◆ Task objective: Find each line with the string "color" and copy it.

◆ Entries provided:
#####
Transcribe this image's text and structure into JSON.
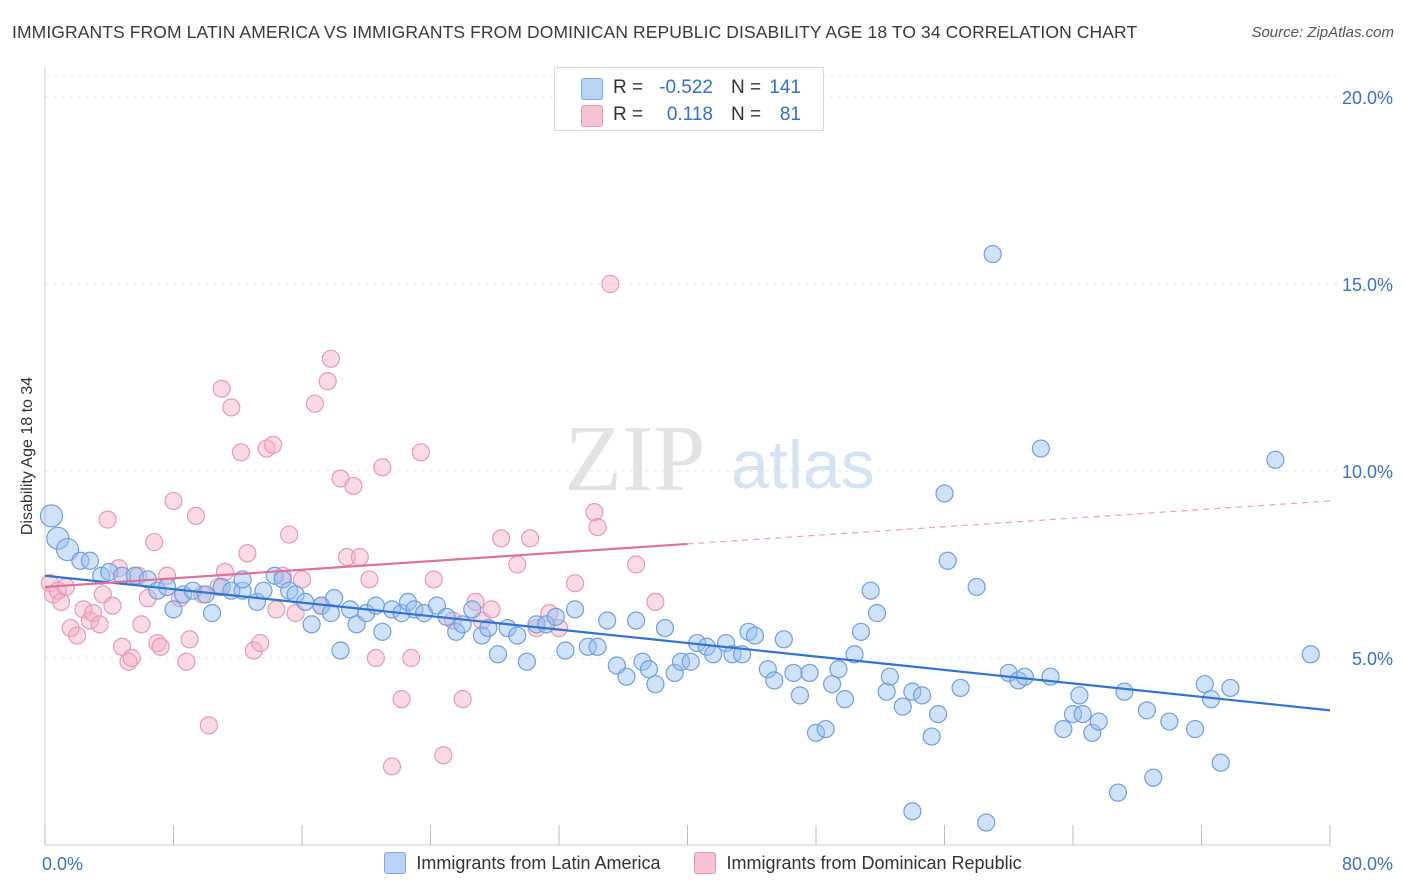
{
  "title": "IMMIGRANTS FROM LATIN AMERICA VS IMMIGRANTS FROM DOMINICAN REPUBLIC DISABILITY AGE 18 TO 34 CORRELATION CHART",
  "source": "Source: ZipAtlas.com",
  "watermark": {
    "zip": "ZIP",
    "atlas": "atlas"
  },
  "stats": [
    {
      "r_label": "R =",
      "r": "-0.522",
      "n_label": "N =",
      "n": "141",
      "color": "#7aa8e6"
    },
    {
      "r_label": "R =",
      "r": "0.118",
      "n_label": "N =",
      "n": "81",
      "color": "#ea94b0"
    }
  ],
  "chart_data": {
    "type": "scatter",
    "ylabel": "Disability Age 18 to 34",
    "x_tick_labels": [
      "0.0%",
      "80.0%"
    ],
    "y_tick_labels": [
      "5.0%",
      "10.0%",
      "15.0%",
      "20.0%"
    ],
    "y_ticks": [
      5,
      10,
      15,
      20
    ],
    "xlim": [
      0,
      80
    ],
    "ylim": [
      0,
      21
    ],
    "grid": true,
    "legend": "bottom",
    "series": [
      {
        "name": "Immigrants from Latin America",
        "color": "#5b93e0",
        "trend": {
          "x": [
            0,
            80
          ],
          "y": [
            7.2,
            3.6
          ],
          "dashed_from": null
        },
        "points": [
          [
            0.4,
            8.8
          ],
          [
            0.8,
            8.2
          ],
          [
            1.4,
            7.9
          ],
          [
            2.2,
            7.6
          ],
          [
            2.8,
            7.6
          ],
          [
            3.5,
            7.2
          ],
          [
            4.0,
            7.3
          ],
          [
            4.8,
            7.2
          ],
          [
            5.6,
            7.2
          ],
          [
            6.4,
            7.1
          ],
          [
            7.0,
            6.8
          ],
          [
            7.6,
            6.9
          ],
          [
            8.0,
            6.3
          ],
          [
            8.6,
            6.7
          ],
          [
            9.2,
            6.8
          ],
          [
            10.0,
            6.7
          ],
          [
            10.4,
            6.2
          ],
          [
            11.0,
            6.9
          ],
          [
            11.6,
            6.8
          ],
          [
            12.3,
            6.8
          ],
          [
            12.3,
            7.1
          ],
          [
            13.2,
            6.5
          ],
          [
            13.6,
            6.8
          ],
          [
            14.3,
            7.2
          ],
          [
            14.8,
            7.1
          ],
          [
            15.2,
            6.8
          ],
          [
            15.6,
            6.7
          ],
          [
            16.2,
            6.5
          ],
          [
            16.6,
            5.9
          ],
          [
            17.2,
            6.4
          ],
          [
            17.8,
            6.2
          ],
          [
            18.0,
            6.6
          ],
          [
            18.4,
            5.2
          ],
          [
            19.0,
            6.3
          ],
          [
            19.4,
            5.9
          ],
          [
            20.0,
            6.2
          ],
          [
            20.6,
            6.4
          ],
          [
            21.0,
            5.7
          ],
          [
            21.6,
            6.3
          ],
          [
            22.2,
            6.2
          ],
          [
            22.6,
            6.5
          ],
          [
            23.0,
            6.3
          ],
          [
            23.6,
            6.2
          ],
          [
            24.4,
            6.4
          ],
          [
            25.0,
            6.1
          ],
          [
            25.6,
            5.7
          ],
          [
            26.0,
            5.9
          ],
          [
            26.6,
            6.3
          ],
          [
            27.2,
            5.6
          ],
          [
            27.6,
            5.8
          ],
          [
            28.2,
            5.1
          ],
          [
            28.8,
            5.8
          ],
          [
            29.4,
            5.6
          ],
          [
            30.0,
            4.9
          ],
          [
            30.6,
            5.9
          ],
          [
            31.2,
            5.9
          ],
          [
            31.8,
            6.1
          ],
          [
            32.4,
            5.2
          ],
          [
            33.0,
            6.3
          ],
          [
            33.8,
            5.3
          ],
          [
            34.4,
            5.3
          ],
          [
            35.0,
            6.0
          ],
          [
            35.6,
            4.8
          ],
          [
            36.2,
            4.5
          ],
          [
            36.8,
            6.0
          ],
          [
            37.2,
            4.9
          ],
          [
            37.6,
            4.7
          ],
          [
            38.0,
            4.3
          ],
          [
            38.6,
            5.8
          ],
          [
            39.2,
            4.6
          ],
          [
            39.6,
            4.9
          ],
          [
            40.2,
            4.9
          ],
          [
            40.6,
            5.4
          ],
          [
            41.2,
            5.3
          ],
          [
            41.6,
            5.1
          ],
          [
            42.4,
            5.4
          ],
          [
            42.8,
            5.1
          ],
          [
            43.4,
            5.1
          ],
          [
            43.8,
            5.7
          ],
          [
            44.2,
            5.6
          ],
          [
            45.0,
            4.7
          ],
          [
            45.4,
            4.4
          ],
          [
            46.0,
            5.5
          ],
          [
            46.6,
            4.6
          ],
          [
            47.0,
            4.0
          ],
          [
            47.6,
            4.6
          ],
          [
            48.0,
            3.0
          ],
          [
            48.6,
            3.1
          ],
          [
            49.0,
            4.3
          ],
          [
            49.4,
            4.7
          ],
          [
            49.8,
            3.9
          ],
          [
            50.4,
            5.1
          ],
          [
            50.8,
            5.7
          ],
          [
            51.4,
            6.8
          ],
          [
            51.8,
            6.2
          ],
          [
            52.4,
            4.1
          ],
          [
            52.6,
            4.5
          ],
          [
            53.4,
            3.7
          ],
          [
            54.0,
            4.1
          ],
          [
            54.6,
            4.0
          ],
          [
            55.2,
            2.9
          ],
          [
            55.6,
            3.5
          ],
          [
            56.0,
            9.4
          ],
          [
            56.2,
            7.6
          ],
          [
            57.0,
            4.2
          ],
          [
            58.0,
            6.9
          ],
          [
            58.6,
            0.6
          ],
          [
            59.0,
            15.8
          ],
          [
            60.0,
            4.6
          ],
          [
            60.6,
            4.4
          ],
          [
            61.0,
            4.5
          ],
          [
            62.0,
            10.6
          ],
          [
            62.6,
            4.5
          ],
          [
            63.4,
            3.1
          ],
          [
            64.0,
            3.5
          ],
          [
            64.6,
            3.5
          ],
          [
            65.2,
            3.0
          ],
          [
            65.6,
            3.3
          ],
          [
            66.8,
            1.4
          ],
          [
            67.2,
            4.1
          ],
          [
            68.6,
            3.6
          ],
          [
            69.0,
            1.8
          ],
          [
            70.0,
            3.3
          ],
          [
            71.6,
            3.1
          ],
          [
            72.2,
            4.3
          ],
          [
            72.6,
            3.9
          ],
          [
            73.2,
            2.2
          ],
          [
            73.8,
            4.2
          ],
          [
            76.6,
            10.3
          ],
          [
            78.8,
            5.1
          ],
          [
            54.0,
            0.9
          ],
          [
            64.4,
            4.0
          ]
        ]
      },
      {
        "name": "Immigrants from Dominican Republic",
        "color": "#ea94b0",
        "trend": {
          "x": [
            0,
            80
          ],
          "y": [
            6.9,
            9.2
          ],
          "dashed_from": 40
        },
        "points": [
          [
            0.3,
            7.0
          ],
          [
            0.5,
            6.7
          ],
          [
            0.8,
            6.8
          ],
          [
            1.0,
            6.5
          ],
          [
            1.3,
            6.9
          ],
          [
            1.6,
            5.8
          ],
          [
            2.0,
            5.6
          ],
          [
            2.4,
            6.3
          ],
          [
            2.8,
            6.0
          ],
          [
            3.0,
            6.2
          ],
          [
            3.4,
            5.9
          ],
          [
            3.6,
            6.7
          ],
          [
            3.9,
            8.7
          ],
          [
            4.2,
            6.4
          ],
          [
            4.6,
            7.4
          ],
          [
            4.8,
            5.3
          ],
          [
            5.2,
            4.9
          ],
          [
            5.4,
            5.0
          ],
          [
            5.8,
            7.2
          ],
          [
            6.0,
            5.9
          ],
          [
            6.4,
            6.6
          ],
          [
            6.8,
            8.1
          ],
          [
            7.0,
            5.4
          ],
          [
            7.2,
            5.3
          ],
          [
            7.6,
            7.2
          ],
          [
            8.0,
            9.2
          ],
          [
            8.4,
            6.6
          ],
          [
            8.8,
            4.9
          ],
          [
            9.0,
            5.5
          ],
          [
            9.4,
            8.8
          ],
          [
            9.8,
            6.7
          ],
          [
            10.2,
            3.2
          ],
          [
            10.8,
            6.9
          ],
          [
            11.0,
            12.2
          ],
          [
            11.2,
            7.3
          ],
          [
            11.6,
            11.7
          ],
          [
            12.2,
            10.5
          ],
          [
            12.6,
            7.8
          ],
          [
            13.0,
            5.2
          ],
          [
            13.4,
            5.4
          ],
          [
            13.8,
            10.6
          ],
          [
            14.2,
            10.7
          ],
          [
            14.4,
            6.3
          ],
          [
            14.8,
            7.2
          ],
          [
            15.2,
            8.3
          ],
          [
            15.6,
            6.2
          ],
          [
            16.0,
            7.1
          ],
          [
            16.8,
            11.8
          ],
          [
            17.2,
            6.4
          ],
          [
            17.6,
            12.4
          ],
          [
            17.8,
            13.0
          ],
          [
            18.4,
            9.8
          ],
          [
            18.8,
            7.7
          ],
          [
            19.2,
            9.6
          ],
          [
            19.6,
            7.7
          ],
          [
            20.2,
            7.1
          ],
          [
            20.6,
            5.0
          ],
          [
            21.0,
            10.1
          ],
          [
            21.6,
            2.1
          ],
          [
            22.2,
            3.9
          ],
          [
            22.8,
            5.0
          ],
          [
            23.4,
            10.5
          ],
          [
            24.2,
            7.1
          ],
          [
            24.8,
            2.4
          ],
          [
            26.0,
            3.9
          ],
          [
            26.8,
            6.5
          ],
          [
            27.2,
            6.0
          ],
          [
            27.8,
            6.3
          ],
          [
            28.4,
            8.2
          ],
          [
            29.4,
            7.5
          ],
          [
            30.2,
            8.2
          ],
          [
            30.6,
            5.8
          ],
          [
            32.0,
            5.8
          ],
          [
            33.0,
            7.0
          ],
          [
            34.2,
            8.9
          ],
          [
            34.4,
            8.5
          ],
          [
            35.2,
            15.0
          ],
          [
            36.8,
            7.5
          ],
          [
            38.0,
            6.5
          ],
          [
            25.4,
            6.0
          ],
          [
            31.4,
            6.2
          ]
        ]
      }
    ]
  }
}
#####
◆ Expected answer:
      "color": "#7aa8e6"
      "color": "#ea94b0"
        "color": "#5b93e0",
        "color": "#ea94b0",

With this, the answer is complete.